Top of Data extract
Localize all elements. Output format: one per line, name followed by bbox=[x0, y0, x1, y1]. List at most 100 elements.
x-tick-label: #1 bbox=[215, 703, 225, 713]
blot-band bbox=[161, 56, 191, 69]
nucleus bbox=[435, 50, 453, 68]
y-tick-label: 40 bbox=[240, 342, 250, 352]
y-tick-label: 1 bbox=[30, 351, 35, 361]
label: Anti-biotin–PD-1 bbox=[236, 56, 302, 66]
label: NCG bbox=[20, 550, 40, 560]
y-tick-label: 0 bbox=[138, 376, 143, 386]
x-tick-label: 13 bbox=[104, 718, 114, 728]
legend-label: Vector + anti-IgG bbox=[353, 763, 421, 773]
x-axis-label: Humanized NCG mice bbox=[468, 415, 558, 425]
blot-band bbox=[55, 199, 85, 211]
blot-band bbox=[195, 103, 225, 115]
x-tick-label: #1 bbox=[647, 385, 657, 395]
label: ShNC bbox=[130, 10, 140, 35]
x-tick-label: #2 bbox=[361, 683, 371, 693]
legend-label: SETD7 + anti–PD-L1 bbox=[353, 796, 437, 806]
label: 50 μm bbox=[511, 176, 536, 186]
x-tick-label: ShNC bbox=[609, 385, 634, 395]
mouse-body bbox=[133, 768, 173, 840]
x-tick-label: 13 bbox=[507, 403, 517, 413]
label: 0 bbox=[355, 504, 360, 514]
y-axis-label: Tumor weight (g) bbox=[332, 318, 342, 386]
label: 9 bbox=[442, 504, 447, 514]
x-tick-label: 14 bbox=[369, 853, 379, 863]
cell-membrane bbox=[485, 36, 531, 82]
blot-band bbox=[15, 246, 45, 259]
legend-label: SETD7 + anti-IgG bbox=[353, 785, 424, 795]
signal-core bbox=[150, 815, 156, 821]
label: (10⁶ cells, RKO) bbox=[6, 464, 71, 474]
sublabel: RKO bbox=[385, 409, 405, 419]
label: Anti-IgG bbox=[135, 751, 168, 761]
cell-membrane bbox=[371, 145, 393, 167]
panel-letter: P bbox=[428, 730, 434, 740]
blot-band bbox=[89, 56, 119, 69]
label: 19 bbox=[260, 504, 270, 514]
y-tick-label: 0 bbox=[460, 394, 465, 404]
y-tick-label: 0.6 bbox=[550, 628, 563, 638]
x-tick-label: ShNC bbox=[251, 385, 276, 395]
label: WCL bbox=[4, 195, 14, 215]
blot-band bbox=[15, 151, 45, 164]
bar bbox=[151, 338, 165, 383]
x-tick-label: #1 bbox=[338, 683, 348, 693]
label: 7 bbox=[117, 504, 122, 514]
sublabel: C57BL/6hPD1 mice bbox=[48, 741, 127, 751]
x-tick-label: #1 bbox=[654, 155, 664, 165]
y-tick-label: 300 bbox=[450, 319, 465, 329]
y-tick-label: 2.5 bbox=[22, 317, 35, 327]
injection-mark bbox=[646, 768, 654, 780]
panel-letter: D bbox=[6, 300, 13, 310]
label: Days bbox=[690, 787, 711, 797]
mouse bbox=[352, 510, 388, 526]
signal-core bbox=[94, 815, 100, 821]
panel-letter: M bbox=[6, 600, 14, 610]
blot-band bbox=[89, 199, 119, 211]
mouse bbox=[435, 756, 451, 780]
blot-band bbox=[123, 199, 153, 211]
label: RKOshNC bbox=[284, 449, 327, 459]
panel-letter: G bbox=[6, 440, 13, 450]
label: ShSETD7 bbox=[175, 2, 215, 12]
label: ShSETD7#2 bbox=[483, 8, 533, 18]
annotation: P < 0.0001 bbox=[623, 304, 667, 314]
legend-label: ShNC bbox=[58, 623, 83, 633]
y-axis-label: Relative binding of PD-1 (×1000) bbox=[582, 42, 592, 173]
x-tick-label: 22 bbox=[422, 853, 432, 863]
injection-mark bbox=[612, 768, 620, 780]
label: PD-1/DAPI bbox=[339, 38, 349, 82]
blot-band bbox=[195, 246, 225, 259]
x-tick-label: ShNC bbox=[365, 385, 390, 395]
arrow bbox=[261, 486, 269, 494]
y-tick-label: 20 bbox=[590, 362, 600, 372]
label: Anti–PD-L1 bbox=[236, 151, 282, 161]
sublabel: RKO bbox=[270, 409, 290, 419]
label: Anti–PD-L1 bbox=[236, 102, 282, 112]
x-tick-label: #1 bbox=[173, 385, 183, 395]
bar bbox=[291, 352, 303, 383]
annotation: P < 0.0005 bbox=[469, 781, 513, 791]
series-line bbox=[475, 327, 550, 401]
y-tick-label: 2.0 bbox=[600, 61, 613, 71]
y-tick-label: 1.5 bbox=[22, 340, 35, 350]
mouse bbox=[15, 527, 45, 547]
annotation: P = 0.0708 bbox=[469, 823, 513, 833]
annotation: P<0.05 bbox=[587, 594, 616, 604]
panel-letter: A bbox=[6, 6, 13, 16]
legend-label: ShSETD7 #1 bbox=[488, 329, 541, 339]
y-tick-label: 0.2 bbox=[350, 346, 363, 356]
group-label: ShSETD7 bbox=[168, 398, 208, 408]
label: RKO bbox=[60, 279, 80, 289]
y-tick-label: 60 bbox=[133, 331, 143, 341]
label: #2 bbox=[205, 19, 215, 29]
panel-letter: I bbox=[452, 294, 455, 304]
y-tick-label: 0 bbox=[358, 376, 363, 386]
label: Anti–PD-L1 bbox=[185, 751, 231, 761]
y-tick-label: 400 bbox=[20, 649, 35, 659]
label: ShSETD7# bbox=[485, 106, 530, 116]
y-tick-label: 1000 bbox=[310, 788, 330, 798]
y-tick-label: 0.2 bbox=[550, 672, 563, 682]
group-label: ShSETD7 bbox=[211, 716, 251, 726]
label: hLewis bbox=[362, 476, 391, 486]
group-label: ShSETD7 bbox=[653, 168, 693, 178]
Bottom of Data extract
→ **Problem requirements**: Please determine the number of lines in the records above that include the string "injection", and answer with that number only.

→ **Task response**: 2